- What to produce
Leaving out all images, write out the records that follow exactly.

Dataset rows
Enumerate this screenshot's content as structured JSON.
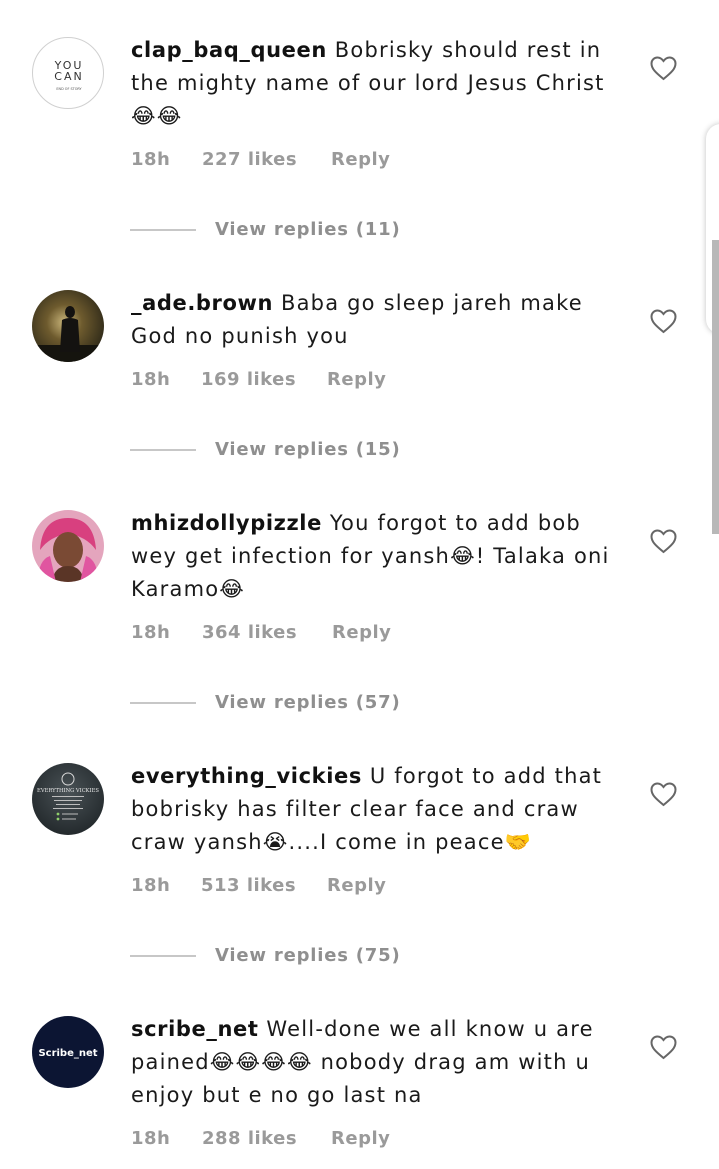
{
  "comments": [
    {
      "username": "clap_baq_queen",
      "text": "Bobrisky should rest in the mighty name of our lord Jesus Christ 😂😂",
      "time": "18h",
      "likes": "227 likes",
      "reply": "Reply",
      "view_replies": "View replies (11)",
      "avatar": {
        "type": "text",
        "line1": "YOU",
        "line2": "CAN",
        "line3": "END OF STORY"
      }
    },
    {
      "username": "_ade.brown",
      "text": "Baba go sleep jareh make God no punish you",
      "time": "18h",
      "likes": "169 likes",
      "reply": "Reply",
      "view_replies": "View replies (15)",
      "avatar": {
        "type": "photo-silhouette"
      }
    },
    {
      "username": "mhizdollypizzle",
      "text": "You forgot to add bob wey get infection for yansh😂! Talaka oni Karamo😂",
      "time": "18h",
      "likes": "364 likes",
      "reply": "Reply",
      "view_replies": "View replies (57)",
      "avatar": {
        "type": "photo-portrait"
      }
    },
    {
      "username": "everything_vickies",
      "text": "U forgot to add that bobrisky has filter clear face and craw craw yansh😭....I come in peace🤝",
      "time": "18h",
      "likes": "513 likes",
      "reply": "Reply",
      "view_replies": "View replies (75)",
      "avatar": {
        "type": "logo",
        "label": "EVERYTHING VICKIES"
      }
    },
    {
      "username": "scribe_net",
      "text": "Well-done we all know u are pained😂😂😂😂 nobody drag am with u enjoy but e no go last na",
      "time": "18h",
      "likes": "288 likes",
      "reply": "Reply",
      "avatar": {
        "type": "logo",
        "label": "Scribe_net"
      }
    }
  ],
  "icons": {
    "like": "heart-outline-icon"
  },
  "colors": {
    "text": "#1a1a1a",
    "meta": "#9a9a9a",
    "divider": "#c7c7c7"
  }
}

- Problem solution
Enumerate this screenshot's content as structured JSON.
{
  "comments": [
    {
      "username": "clap_baq_queen",
      "text": "Bobrisky should rest in the mighty name of our lord Jesus Christ 😂😂",
      "time": "18h",
      "likes": "227 likes",
      "reply": "Reply",
      "view_replies": "View replies (11)",
      "avatar": {
        "type": "text",
        "line1": "YOU",
        "line2": "CAN",
        "line3": "END OF STORY"
      }
    },
    {
      "username": "_ade.brown",
      "text": "Baba go sleep jareh make God no punish you",
      "time": "18h",
      "likes": "169 likes",
      "reply": "Reply",
      "view_replies": "View replies (15)",
      "avatar": {
        "type": "photo-silhouette"
      }
    },
    {
      "username": "mhizdollypizzle",
      "text": "You forgot to add bob wey get infection for yansh😂! Talaka oni Karamo😂",
      "time": "18h",
      "likes": "364 likes",
      "reply": "Reply",
      "view_replies": "View replies (57)",
      "avatar": {
        "type": "photo-portrait"
      }
    },
    {
      "username": "everything_vickies",
      "text": "U forgot to add that bobrisky has filter clear face and craw craw yansh😭....I come in peace🤝",
      "time": "18h",
      "likes": "513 likes",
      "reply": "Reply",
      "view_replies": "View replies (75)",
      "avatar": {
        "type": "logo",
        "label": "EVERYTHING VICKIES"
      }
    },
    {
      "username": "scribe_net",
      "text": "Well-done we all know u are pained😂😂😂😂 nobody drag am with u enjoy but e no go last na",
      "time": "18h",
      "likes": "288 likes",
      "reply": "Reply",
      "avatar": {
        "type": "logo",
        "label": "Scribe_net"
      }
    }
  ],
  "icons": {
    "like": "heart-outline-icon"
  },
  "colors": {
    "text": "#1a1a1a",
    "meta": "#9a9a9a",
    "divider": "#c7c7c7"
  }
}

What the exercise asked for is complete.